Work required: Extract every line where the string "label" appears.

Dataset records
=-=-=-=-=

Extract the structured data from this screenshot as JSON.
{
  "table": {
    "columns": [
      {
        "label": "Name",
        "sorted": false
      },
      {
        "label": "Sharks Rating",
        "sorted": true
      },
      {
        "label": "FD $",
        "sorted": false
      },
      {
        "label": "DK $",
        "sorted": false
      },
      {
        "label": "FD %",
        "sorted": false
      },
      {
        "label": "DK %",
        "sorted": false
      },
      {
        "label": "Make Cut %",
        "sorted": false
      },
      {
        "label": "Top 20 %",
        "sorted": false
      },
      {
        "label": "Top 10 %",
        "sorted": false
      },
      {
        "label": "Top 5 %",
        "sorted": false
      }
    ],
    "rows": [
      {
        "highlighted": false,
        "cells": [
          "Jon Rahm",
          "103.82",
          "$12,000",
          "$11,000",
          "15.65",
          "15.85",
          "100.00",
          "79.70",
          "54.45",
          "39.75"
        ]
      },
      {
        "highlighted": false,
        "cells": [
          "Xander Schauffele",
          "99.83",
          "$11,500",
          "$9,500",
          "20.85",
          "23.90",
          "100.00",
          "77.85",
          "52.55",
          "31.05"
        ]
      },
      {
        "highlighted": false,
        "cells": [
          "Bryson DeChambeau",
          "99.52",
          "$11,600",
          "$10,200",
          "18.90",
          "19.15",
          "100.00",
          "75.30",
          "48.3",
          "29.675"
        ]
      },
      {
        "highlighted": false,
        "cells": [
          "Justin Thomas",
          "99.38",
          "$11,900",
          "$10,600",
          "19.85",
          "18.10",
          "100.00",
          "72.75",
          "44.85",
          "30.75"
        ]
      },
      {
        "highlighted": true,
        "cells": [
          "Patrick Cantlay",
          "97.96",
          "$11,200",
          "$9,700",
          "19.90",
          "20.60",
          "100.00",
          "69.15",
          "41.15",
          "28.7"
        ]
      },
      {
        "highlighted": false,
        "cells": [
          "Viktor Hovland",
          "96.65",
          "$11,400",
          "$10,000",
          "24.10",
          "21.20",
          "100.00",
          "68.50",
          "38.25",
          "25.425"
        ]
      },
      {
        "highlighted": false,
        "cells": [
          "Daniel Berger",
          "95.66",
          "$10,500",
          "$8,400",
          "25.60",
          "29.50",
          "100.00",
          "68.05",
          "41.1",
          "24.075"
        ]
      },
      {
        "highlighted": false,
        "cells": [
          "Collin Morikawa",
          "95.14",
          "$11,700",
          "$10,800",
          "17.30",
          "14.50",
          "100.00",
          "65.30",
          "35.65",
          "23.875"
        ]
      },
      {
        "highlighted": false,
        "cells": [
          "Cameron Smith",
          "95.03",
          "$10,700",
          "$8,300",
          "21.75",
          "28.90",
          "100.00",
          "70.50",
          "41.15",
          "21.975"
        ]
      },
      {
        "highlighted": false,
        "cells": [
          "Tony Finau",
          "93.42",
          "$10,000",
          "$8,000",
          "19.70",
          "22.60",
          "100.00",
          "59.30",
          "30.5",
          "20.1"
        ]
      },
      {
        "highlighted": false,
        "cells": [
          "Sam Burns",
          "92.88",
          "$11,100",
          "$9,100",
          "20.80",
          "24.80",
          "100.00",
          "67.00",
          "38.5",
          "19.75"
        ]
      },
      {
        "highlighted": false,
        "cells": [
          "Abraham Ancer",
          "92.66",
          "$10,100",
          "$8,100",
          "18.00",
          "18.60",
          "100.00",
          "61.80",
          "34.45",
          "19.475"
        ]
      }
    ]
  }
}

=-=-=-=-=

Task solution:
        "label": "Name",
        "label": "Sharks Rating",
        "label": "FD $",
        "label": "DK $",
        "label": "FD %",
        "label": "DK %",
        "label": "Make Cut %",
        "label": "Top 20 %",
        "label": "Top 10 %",
        "label": "Top 5 %",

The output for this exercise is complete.